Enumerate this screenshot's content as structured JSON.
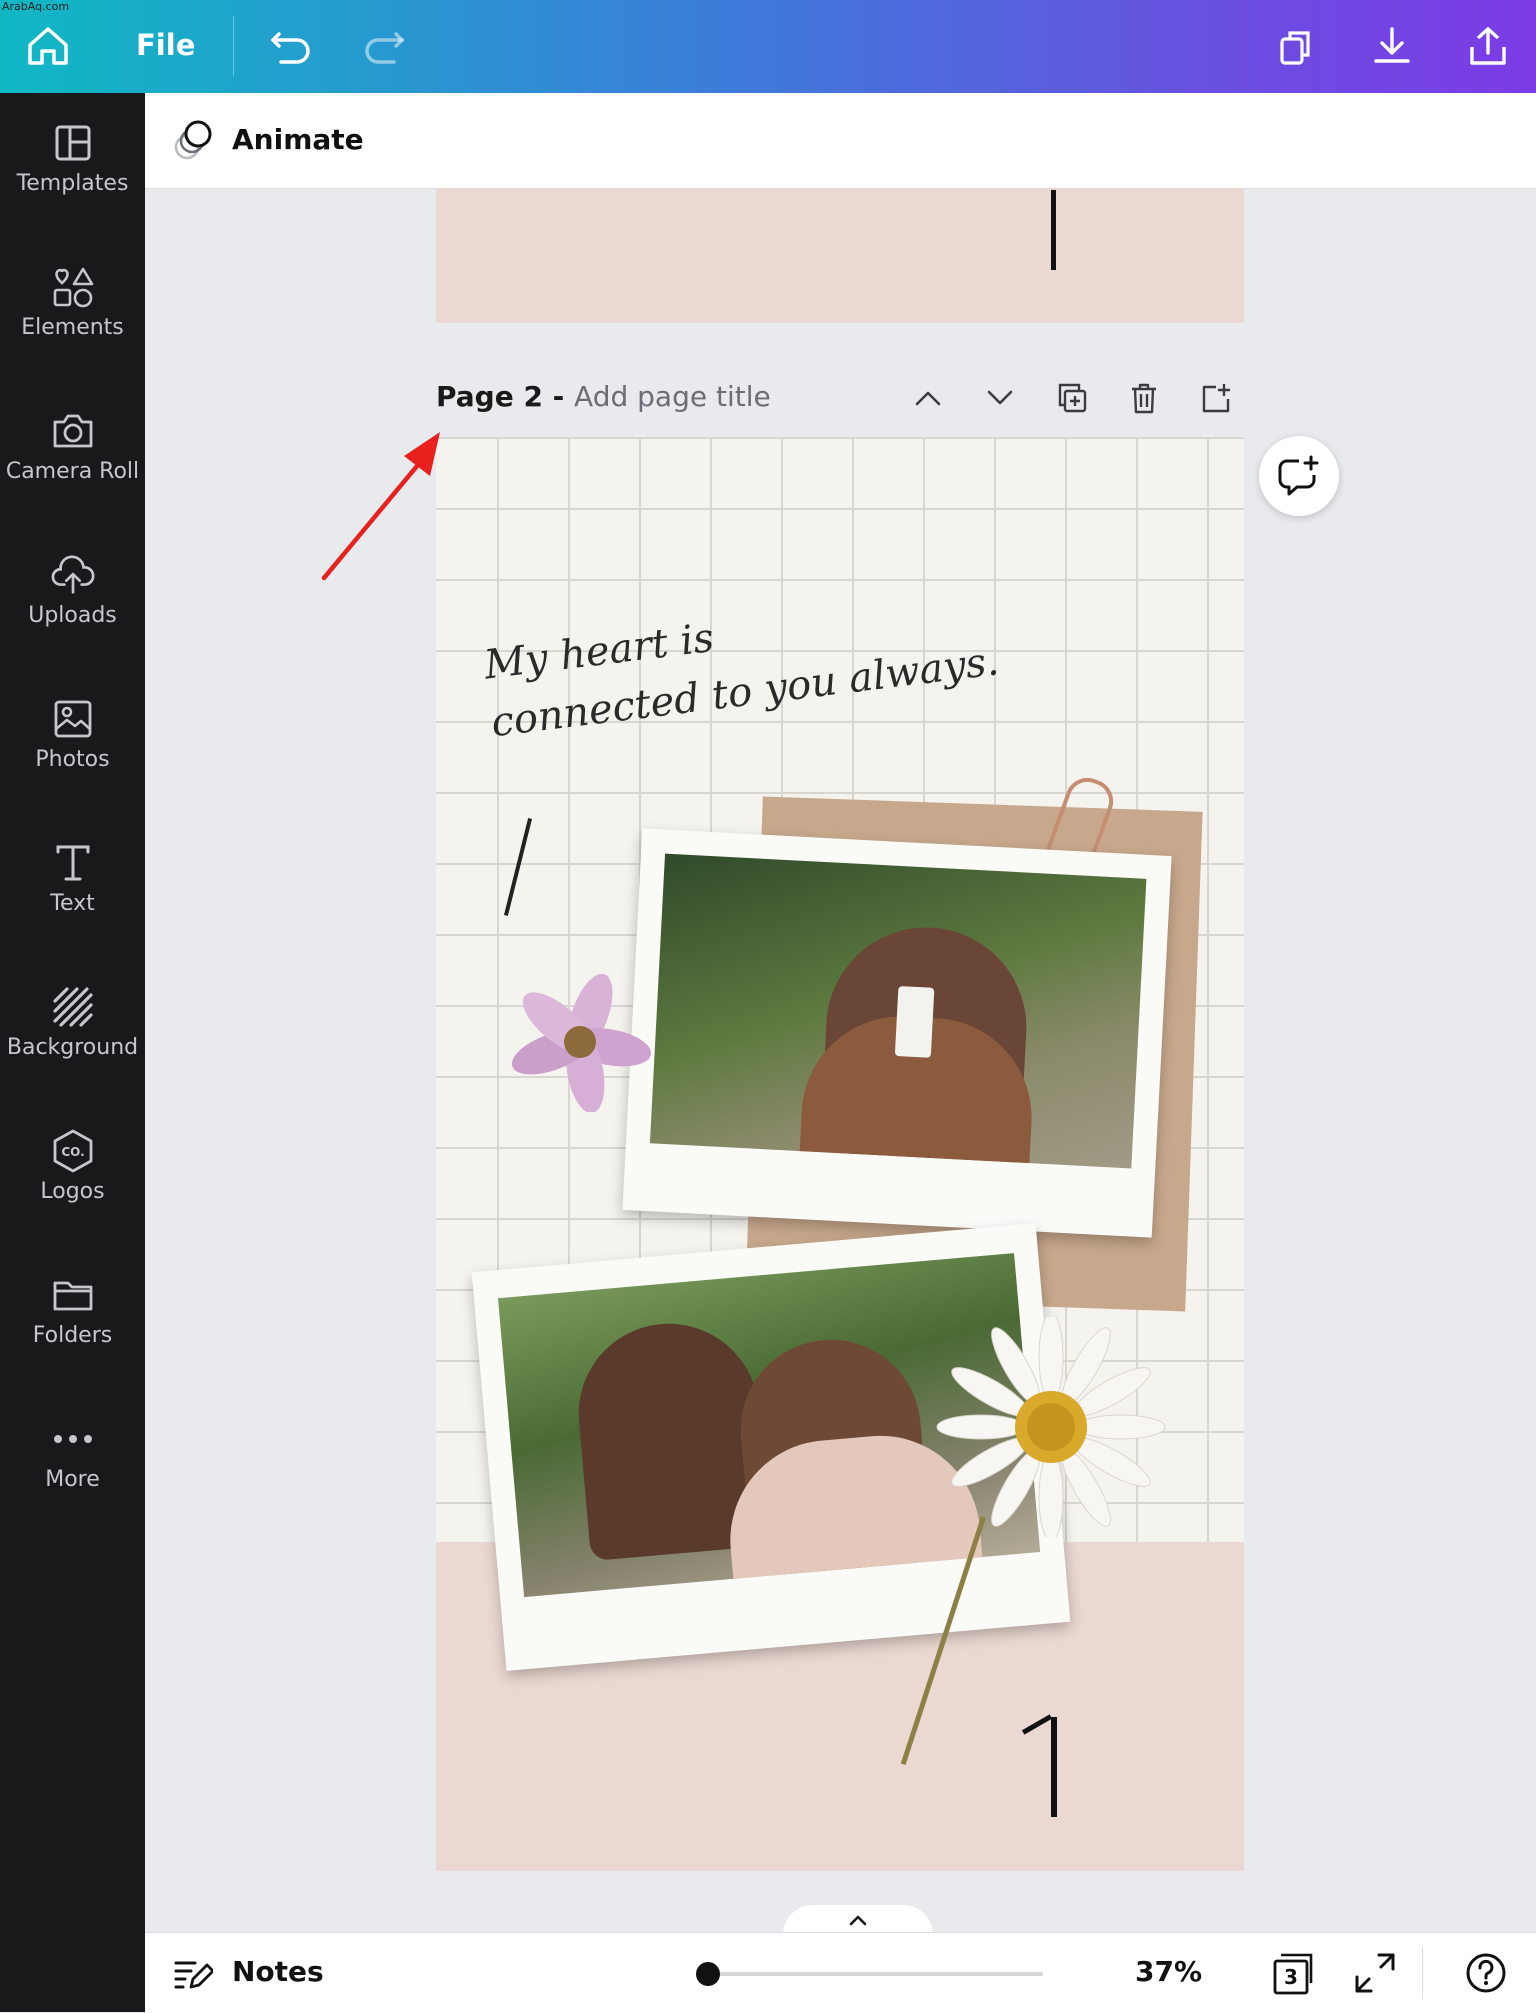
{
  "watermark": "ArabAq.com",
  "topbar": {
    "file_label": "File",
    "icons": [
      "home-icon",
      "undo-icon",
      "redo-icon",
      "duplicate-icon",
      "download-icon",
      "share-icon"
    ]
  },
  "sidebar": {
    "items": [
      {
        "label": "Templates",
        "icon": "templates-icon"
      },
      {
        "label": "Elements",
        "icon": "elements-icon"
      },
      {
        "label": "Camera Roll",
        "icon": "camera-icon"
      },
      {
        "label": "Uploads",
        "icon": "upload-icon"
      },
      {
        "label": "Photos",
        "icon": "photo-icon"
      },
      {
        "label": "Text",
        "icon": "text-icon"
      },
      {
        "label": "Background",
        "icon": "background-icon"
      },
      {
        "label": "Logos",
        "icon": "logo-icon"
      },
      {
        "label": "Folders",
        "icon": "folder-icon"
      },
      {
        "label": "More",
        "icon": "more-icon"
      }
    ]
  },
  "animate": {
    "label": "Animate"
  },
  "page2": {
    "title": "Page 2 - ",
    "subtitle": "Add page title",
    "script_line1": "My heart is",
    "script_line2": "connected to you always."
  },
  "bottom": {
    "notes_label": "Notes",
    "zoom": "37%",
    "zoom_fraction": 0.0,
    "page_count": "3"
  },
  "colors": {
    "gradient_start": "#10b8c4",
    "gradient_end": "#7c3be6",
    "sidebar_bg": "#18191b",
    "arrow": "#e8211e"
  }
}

WHAT IS EXPECTED:
The records above are to be quoted exactly, with all pictures left out.

SOLUTION TO THE PROBLEM:
Enumerate this screenshot's content as structured JSON.
{
  "watermark": "ArabAq.com",
  "topbar": {
    "file_label": "File",
    "icons": [
      "home-icon",
      "undo-icon",
      "redo-icon",
      "duplicate-icon",
      "download-icon",
      "share-icon"
    ]
  },
  "sidebar": {
    "items": [
      {
        "label": "Templates",
        "icon": "templates-icon"
      },
      {
        "label": "Elements",
        "icon": "elements-icon"
      },
      {
        "label": "Camera Roll",
        "icon": "camera-icon"
      },
      {
        "label": "Uploads",
        "icon": "upload-icon"
      },
      {
        "label": "Photos",
        "icon": "photo-icon"
      },
      {
        "label": "Text",
        "icon": "text-icon"
      },
      {
        "label": "Background",
        "icon": "background-icon"
      },
      {
        "label": "Logos",
        "icon": "logo-icon"
      },
      {
        "label": "Folders",
        "icon": "folder-icon"
      },
      {
        "label": "More",
        "icon": "more-icon"
      }
    ]
  },
  "animate": {
    "label": "Animate"
  },
  "page2": {
    "title": "Page 2 - ",
    "subtitle": "Add page title",
    "script_line1": "My heart is",
    "script_line2": "connected to you always."
  },
  "bottom": {
    "notes_label": "Notes",
    "zoom": "37%",
    "zoom_fraction": 0.0,
    "page_count": "3"
  },
  "colors": {
    "gradient_start": "#10b8c4",
    "gradient_end": "#7c3be6",
    "sidebar_bg": "#18191b",
    "arrow": "#e8211e"
  }
}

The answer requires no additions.